◆ Task directions: Exactly how many lines have the word "importance"? Answer with the bare number.

# start of Record extracts

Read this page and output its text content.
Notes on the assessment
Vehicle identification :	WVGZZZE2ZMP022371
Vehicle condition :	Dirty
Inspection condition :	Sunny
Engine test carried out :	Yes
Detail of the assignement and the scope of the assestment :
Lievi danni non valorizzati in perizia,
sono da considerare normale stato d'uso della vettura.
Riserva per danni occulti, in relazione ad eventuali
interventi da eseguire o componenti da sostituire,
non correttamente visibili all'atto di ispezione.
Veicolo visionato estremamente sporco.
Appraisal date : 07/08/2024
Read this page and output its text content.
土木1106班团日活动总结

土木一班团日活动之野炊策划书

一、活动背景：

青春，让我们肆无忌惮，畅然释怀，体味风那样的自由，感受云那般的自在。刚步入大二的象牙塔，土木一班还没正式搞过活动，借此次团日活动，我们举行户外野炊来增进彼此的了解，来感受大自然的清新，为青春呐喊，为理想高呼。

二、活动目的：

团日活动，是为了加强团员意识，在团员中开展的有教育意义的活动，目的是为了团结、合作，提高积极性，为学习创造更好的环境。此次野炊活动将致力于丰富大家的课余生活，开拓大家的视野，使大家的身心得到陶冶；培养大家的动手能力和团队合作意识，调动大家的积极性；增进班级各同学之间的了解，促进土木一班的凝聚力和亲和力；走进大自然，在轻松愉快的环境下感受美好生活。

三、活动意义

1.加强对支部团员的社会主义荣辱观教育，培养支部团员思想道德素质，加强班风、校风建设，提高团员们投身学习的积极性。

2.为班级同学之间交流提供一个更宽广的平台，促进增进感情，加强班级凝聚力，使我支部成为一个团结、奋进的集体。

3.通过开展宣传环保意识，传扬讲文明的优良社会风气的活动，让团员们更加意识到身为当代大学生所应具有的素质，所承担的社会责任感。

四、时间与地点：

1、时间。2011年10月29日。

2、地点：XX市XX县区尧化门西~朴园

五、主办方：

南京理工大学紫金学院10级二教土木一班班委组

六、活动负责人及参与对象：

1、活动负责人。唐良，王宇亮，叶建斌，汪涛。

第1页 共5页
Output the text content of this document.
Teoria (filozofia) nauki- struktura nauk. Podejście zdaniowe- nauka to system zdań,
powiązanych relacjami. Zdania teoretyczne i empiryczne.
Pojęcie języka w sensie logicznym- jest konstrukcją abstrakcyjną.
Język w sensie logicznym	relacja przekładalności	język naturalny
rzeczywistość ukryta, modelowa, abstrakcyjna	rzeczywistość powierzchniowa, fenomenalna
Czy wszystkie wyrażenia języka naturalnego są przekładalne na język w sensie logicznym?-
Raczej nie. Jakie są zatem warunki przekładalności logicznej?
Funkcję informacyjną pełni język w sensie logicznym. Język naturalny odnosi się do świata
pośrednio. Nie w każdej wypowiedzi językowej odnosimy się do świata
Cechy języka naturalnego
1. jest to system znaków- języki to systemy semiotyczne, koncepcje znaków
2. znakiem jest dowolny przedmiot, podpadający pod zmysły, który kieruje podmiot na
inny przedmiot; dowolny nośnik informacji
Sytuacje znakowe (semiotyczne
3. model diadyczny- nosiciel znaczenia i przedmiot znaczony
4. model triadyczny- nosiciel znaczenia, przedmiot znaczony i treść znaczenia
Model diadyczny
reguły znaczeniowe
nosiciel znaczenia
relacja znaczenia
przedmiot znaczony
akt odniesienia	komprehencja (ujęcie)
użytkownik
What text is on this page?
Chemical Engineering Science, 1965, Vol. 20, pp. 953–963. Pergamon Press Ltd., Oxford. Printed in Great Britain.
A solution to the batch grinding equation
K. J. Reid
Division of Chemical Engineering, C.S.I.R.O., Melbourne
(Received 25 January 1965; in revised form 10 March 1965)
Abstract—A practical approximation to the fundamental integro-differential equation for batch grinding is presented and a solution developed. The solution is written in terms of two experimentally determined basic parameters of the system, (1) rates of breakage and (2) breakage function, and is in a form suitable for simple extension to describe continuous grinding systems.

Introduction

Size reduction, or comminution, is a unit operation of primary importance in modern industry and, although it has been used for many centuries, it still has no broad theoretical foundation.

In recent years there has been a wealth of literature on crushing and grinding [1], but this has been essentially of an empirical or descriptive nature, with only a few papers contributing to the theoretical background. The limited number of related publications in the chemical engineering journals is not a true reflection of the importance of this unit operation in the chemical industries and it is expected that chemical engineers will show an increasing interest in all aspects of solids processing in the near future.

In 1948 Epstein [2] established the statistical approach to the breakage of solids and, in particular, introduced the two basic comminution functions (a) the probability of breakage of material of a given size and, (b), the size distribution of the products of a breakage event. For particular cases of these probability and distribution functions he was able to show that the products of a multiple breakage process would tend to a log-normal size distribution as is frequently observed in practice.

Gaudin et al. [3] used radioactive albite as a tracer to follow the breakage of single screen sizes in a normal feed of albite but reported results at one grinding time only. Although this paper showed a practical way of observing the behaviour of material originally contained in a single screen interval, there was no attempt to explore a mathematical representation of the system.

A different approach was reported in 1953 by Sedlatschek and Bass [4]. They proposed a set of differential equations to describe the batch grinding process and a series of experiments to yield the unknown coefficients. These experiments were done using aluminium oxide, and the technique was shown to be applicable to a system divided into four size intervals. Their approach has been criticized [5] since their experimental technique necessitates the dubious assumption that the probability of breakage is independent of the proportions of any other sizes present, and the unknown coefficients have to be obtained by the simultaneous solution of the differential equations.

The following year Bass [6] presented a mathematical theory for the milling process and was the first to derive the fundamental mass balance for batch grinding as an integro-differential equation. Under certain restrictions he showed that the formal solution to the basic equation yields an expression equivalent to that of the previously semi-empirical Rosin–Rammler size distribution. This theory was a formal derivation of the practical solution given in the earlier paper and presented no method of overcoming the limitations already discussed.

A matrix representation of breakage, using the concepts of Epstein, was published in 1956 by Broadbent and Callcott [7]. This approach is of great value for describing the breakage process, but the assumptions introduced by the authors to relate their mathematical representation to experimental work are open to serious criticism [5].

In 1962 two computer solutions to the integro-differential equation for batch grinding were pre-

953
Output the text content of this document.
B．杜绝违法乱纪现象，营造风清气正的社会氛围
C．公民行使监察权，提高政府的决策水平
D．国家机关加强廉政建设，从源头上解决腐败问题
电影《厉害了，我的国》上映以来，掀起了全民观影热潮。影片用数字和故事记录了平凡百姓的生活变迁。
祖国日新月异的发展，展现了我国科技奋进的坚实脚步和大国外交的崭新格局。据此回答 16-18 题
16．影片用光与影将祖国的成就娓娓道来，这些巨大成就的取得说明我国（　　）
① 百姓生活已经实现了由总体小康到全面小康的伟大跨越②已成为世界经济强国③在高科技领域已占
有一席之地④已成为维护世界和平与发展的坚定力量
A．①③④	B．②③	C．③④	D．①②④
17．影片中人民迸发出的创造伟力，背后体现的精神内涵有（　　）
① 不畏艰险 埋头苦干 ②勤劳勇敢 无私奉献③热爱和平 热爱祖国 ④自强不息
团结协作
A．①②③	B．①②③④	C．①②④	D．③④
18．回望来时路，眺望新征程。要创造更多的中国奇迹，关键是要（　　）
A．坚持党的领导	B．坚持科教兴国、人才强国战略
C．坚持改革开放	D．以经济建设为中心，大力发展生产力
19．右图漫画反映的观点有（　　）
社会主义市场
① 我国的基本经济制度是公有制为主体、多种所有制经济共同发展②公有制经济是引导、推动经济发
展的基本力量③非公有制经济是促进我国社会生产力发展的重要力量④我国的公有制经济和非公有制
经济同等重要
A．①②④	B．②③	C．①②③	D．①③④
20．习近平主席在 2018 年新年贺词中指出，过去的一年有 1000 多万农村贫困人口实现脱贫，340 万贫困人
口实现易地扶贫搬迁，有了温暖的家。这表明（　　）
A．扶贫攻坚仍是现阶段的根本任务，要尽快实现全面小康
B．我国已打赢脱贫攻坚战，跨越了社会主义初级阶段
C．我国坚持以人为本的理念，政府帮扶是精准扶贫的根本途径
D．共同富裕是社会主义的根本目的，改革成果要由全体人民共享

# end of Record extracts

◆ Solution to the problem: 2